╔══

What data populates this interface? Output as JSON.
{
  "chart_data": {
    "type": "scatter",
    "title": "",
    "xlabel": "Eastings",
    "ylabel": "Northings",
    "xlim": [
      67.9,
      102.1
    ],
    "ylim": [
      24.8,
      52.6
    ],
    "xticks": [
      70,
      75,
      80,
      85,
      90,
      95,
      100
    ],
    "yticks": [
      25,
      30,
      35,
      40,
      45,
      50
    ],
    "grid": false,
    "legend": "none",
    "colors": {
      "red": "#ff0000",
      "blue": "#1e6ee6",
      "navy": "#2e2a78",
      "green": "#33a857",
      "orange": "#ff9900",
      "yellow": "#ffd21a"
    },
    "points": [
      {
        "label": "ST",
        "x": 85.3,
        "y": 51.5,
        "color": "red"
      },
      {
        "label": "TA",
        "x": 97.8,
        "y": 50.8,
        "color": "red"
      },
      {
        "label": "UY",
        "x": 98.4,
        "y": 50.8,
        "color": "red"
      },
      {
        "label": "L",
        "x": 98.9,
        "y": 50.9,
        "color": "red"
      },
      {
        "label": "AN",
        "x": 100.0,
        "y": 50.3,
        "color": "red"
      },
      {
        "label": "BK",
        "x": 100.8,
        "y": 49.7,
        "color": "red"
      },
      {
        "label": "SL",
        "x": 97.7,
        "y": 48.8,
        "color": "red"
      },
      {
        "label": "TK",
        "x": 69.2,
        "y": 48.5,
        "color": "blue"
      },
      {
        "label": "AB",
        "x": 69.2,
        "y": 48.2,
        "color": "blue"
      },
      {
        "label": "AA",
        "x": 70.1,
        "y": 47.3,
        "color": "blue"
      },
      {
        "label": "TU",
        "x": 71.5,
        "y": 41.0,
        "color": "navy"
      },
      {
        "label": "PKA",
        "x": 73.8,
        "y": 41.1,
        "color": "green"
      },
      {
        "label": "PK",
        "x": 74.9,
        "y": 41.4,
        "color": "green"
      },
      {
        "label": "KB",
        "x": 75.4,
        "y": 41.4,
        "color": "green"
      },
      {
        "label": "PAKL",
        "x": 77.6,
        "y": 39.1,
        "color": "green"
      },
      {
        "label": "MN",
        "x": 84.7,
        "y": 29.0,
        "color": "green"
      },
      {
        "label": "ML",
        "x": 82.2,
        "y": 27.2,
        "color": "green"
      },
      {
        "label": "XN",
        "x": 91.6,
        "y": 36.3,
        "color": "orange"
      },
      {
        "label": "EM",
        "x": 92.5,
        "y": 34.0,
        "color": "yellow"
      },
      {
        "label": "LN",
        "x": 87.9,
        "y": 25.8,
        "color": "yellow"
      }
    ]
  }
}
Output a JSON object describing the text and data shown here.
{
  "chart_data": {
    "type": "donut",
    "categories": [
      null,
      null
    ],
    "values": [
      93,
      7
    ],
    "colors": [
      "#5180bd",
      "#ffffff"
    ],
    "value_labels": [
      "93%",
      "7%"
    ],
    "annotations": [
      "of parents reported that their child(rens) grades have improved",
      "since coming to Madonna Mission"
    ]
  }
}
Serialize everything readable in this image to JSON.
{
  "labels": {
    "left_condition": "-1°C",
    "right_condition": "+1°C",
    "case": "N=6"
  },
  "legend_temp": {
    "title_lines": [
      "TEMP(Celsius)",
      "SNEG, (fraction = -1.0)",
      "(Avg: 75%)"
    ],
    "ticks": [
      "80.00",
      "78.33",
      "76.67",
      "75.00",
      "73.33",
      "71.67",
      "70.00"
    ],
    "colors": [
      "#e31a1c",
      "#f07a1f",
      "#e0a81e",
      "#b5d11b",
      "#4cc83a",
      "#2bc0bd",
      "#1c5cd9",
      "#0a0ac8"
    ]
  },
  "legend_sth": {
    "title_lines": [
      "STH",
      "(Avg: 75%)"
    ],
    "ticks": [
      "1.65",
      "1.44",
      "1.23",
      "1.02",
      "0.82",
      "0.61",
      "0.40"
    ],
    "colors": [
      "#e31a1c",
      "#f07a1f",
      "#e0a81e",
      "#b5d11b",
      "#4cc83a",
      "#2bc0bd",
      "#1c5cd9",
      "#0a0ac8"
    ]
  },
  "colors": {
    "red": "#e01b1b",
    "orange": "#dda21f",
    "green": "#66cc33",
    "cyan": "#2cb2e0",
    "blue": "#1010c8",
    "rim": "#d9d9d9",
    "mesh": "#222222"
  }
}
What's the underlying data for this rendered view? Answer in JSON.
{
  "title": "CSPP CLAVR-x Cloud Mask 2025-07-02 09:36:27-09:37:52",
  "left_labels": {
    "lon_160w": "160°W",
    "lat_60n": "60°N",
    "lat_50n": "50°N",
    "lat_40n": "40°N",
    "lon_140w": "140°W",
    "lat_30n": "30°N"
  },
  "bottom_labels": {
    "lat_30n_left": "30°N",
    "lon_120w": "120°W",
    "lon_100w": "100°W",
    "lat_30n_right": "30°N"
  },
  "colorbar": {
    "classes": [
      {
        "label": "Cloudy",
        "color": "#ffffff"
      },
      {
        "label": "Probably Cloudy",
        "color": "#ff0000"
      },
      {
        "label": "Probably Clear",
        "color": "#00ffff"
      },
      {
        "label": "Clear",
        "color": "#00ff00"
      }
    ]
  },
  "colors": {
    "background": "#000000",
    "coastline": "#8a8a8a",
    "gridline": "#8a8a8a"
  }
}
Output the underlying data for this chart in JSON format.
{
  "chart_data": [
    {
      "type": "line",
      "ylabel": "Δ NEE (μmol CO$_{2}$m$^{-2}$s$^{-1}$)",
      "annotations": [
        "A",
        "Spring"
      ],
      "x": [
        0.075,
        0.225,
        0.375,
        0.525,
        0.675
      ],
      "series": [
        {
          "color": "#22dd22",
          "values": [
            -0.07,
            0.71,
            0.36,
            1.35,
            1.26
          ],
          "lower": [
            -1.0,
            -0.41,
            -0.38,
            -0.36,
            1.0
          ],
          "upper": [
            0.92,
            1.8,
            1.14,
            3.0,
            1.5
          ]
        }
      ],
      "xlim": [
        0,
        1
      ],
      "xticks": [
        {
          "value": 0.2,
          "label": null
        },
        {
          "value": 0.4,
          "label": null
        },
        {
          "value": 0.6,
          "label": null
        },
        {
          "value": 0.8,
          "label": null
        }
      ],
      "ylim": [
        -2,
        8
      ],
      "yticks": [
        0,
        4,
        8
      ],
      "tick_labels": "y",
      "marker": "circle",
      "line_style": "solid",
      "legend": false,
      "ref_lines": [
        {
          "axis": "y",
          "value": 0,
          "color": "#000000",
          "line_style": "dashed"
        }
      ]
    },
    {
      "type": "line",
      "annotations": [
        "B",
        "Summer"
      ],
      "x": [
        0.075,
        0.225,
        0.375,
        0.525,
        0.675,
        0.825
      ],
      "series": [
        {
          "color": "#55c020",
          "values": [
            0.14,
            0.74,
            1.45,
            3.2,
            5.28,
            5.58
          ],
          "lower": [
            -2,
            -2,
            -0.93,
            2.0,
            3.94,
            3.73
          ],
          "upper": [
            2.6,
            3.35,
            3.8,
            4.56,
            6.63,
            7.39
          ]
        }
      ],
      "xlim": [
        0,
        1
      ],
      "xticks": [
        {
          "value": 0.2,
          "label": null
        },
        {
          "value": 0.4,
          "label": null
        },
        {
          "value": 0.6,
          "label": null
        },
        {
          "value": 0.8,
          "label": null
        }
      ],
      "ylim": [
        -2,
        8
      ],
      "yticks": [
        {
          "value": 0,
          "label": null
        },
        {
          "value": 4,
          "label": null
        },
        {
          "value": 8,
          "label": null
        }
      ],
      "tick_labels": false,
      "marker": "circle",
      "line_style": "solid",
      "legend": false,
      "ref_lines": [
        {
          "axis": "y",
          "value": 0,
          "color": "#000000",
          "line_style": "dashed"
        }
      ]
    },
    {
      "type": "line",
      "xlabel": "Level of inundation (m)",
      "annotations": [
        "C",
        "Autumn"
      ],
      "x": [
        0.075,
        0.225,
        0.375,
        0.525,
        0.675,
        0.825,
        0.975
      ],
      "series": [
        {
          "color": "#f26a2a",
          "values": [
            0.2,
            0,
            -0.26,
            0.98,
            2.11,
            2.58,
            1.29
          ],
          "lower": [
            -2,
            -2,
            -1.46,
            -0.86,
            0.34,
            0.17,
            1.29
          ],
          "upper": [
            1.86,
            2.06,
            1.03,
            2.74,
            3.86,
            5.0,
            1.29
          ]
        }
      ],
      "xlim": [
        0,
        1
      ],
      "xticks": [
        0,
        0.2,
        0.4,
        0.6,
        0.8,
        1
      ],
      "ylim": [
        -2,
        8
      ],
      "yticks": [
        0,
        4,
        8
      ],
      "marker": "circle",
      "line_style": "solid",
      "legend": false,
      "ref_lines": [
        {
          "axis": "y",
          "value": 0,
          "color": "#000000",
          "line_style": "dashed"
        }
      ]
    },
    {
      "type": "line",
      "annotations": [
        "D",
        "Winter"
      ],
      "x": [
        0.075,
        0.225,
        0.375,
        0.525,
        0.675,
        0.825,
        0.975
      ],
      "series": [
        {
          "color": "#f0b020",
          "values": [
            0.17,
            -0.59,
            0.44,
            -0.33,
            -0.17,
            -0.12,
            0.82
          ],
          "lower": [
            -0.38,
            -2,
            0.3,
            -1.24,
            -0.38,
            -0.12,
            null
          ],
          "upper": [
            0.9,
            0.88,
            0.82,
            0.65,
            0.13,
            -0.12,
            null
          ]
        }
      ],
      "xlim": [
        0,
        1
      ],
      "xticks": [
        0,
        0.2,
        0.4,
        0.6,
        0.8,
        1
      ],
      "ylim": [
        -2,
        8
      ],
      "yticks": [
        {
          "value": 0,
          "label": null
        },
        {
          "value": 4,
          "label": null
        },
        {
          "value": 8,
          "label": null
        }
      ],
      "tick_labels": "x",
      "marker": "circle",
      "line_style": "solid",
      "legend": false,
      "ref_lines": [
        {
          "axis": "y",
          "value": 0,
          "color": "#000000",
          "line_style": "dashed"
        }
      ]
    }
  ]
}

╚══

**WHAT THE TASK REQUIRES**
Select every line in the material above where the string "xlabel" occurs, and copy it.

**TASK RESULT**
    "xlabel": "Eastings",
      "xlabel": "Level of inundation (m)",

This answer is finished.